— Begin Supplied data —
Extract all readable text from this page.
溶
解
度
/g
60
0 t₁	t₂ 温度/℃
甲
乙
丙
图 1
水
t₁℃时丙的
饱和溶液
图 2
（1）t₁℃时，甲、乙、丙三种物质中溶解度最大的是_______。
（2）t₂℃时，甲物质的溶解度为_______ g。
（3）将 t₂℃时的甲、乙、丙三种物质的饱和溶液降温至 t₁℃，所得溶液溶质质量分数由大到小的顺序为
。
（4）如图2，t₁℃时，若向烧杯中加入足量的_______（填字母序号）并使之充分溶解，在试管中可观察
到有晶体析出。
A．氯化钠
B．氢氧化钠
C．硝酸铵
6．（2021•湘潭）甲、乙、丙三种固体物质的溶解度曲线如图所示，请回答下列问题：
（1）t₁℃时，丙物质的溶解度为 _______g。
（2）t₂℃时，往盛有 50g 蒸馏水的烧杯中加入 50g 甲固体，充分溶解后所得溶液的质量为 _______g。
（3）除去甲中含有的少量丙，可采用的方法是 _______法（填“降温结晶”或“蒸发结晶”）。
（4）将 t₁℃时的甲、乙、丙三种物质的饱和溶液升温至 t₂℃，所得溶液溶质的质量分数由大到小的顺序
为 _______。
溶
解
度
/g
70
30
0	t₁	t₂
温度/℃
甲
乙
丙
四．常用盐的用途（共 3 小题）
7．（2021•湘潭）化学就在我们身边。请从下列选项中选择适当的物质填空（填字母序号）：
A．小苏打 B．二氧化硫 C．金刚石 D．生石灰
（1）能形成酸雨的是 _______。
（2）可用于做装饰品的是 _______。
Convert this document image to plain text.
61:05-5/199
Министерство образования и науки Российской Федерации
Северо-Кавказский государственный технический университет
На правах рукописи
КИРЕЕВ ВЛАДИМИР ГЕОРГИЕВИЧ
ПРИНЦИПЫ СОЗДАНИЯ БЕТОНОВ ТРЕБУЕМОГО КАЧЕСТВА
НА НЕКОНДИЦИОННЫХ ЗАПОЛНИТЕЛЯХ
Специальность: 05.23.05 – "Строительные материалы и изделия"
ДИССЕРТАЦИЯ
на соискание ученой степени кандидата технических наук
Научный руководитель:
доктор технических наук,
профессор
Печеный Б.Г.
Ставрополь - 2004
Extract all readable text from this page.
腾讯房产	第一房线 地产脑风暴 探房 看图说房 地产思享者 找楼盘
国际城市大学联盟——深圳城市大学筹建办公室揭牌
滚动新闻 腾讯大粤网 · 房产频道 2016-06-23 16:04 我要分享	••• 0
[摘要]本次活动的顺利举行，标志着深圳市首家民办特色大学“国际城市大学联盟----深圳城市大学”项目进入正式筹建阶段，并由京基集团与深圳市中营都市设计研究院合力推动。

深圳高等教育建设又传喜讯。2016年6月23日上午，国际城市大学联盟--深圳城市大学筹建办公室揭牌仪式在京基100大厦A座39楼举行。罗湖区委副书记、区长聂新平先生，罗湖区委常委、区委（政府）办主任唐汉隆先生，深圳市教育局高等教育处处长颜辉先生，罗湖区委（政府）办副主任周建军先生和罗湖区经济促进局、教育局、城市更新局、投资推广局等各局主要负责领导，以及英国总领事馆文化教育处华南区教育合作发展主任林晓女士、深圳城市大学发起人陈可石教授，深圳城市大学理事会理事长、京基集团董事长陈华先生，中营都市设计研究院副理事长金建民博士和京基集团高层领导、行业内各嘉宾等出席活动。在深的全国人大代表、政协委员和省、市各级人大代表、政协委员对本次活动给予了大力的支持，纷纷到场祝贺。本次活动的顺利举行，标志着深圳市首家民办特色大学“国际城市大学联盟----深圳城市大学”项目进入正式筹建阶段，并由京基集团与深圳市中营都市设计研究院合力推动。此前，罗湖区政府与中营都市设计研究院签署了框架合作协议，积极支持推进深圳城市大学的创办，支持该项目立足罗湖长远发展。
— End Supplied data —
- Problem statement: Please restate the data word for word, every record included.

- Solution for this problem:
Extract all readable text from this page.
溶
解
度
/g
60
0 t₁	t₂ 温度/℃
甲
乙
丙
图 1
水
t₁℃时丙的
饱和溶液
图 2
（1）t₁℃时，甲、乙、丙三种物质中溶解度最大的是_______。
（2）t₂℃时，甲物质的溶解度为_______ g。
（3）将 t₂℃时的甲、乙、丙三种物质的饱和溶液降温至 t₁℃，所得溶液溶质质量分数由大到小的顺序为
。
（4）如图2，t₁℃时，若向烧杯中加入足量的_______（填字母序号）并使之充分溶解，在试管中可观察
到有晶体析出。
A．氯化钠
B．氢氧化钠
C．硝酸铵
6．（2021•湘潭）甲、乙、丙三种固体物质的溶解度曲线如图所示，请回答下列问题：
（1）t₁℃时，丙物质的溶解度为 _______g。
（2）t₂℃时，往盛有 50g 蒸馏水的烧杯中加入 50g 甲固体，充分溶解后所得溶液的质量为 _______g。
（3）除去甲中含有的少量丙，可采用的方法是 _______法（填“降温结晶”或“蒸发结晶”）。
（4）将 t₁℃时的甲、乙、丙三种物质的饱和溶液升温至 t₂℃，所得溶液溶质的质量分数由大到小的顺序
为 _______。
溶
解
度
/g
70
30
0	t₁	t₂
温度/℃
甲
乙
丙
四．常用盐的用途（共 3 小题）
7．（2021•湘潭）化学就在我们身边。请从下列选项中选择适当的物质填空（填字母序号）：
A．小苏打 B．二氧化硫 C．金刚石 D．生石灰
（1）能形成酸雨的是 _______。
（2）可用于做装饰品的是 _______。
Convert this document image to plain text.
61:05-5/199
Министерство образования и науки Российской Федерации
Северо-Кавказский государственный технический университет
На правах рукописи
КИРЕЕВ ВЛАДИМИР ГЕОРГИЕВИЧ
ПРИНЦИПЫ СОЗДАНИЯ БЕТОНОВ ТРЕБУЕМОГО КАЧЕСТВА
НА НЕКОНДИЦИОННЫХ ЗАПОЛНИТЕЛЯХ
Специальность: 05.23.05 – "Строительные материалы и изделия"
ДИССЕРТАЦИЯ
на соискание ученой степени кандидата технических наук
Научный руководитель:
доктор технических наук,
профессор
Печеный Б.Г.
Ставрополь - 2004
Extract all readable text from this page.
腾讯房产	第一房线 地产脑风暴 探房 看图说房 地产思享者 找楼盘
国际城市大学联盟——深圳城市大学筹建办公室揭牌
滚动新闻 腾讯大粤网 · 房产频道 2016-06-23 16:04 我要分享	••• 0
[摘要]本次活动的顺利举行，标志着深圳市首家民办特色大学“国际城市大学联盟----深圳城市大学”项目进入正式筹建阶段，并由京基集团与深圳市中营都市设计研究院合力推动。

深圳高等教育建设又传喜讯。2016年6月23日上午，国际城市大学联盟--深圳城市大学筹建办公室揭牌仪式在京基100大厦A座39楼举行。罗湖区委副书记、区长聂新平先生，罗湖区委常委、区委（政府）办主任唐汉隆先生，深圳市教育局高等教育处处长颜辉先生，罗湖区委（政府）办副主任周建军先生和罗湖区经济促进局、教育局、城市更新局、投资推广局等各局主要负责领导，以及英国总领事馆文化教育处华南区教育合作发展主任林晓女士、深圳城市大学发起人陈可石教授，深圳城市大学理事会理事长、京基集团董事长陈华先生，中营都市设计研究院副理事长金建民博士和京基集团高层领导、行业内各嘉宾等出席活动。在深的全国人大代表、政协委员和省、市各级人大代表、政协委员对本次活动给予了大力的支持，纷纷到场祝贺。本次活动的顺利举行，标志着深圳市首家民办特色大学“国际城市大学联盟----深圳城市大学”项目进入正式筹建阶段，并由京基集团与深圳市中营都市设计研究院合力推动。此前，罗湖区政府与中营都市设计研究院签署了框架合作协议，积极支持推进深圳城市大学的创办，支持该项目立足罗湖长远发展。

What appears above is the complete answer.